● Work instructions
Using the material that follows, identify and copy each line with the string "讲好红色故事".

● Input records

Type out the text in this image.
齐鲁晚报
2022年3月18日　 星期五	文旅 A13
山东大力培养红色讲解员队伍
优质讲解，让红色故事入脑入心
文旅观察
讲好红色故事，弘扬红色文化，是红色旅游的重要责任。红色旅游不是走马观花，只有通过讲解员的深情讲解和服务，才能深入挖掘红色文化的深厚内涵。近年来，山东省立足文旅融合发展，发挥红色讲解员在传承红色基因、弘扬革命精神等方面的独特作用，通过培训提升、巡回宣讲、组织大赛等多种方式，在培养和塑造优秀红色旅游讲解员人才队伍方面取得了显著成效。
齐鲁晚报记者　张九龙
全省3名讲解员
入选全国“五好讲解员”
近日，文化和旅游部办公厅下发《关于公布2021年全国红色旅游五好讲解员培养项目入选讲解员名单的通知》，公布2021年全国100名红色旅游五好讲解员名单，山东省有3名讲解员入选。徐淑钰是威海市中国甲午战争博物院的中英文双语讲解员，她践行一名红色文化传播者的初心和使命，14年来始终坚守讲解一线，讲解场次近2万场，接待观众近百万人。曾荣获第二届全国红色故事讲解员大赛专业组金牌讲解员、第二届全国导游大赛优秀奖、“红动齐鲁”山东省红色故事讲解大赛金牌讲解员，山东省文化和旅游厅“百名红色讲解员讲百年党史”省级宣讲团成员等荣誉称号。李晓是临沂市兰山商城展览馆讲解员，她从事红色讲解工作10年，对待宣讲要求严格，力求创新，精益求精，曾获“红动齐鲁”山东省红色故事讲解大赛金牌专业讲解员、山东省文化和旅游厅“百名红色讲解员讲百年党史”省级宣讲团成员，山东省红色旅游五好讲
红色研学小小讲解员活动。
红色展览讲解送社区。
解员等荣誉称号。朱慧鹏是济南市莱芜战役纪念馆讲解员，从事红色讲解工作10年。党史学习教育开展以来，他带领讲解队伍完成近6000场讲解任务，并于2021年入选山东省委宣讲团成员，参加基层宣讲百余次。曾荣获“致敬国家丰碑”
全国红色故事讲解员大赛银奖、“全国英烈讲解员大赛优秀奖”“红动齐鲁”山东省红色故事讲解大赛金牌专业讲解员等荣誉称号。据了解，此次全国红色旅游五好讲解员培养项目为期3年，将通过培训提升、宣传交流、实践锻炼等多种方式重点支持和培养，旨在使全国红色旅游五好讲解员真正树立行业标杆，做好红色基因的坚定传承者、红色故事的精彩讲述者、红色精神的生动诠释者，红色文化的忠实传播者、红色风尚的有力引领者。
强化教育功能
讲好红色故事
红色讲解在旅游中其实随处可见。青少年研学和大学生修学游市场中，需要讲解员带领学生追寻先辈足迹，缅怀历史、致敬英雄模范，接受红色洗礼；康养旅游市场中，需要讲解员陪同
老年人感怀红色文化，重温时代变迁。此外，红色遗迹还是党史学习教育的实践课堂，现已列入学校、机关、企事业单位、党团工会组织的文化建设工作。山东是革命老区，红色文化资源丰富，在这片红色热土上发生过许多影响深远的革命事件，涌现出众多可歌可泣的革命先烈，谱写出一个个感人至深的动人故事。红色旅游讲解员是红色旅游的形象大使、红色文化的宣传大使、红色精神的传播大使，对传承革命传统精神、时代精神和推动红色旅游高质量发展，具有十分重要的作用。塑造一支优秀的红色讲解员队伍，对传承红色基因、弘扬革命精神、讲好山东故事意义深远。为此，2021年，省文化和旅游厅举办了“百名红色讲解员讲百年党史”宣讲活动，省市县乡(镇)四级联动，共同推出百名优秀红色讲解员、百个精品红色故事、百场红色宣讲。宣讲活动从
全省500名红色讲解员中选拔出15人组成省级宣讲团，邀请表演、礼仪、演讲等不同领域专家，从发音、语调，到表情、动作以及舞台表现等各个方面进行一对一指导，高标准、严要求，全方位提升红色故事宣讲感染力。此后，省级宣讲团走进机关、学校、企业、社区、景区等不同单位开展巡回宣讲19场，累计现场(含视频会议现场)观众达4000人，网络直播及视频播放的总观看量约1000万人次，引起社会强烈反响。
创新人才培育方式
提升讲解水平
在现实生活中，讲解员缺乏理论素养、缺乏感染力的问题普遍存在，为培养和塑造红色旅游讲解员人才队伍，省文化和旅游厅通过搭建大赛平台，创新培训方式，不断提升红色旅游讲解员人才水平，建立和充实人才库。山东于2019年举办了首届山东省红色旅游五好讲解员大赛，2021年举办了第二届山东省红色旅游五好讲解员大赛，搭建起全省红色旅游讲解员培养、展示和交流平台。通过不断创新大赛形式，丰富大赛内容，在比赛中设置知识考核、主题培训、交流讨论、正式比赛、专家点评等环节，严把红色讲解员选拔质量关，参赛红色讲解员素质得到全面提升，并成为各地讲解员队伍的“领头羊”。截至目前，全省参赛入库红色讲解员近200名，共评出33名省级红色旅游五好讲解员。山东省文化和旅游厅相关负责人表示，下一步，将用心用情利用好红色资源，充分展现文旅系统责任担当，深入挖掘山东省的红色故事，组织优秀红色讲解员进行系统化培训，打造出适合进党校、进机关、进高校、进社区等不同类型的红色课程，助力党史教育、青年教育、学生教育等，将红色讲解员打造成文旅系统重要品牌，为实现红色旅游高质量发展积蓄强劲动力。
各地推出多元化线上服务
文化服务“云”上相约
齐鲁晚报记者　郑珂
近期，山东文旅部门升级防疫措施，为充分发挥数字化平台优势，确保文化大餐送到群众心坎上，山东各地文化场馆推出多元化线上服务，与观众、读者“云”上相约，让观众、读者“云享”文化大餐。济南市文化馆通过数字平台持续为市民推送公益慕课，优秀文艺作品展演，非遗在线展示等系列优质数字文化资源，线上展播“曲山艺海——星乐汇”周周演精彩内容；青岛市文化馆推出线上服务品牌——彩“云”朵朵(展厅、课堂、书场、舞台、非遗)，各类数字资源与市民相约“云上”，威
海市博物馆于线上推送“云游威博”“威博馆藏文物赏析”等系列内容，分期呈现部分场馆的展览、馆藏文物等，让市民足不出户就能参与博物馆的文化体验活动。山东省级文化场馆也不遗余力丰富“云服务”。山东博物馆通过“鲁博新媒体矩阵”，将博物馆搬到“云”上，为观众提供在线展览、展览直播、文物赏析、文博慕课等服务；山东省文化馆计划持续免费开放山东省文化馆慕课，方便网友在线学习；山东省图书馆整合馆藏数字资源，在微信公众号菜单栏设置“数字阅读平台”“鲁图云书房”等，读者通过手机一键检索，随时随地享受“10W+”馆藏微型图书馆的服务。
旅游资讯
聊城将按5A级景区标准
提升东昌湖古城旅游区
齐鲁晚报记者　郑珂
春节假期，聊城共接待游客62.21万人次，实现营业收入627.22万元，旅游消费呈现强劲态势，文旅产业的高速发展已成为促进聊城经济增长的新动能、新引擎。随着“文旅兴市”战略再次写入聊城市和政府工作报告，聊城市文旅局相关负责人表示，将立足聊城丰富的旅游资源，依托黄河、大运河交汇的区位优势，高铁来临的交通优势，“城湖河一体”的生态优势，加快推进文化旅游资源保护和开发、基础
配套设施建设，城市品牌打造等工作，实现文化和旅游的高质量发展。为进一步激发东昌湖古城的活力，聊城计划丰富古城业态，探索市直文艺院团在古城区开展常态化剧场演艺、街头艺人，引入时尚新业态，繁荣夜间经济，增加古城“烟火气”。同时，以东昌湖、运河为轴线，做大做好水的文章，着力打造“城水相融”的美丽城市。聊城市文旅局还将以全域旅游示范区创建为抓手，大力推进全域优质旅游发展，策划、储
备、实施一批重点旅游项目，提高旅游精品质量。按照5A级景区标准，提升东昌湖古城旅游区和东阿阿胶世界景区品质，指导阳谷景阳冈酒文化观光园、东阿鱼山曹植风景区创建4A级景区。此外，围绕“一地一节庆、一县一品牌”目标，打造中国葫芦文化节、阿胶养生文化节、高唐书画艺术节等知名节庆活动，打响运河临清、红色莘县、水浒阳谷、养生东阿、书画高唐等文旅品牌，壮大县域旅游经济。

● Answer for this exercise
讲好红色故事，弘扬红色文化，是红色旅游的重要责任。红色旅游不是走马观花，只有通过讲解员的深情讲解和服务，才能深入挖掘红色文化的深厚内涵。近年来，山东省立足文旅融合发展，发挥红色讲解员在传承红色基因、弘扬革命精神等方面的独特作用，通过培训提升、巡回宣讲、组织大赛等多种方式，在培养和塑造优秀红色旅游讲解员人才队伍方面取得了显著成效。
讲好红色故事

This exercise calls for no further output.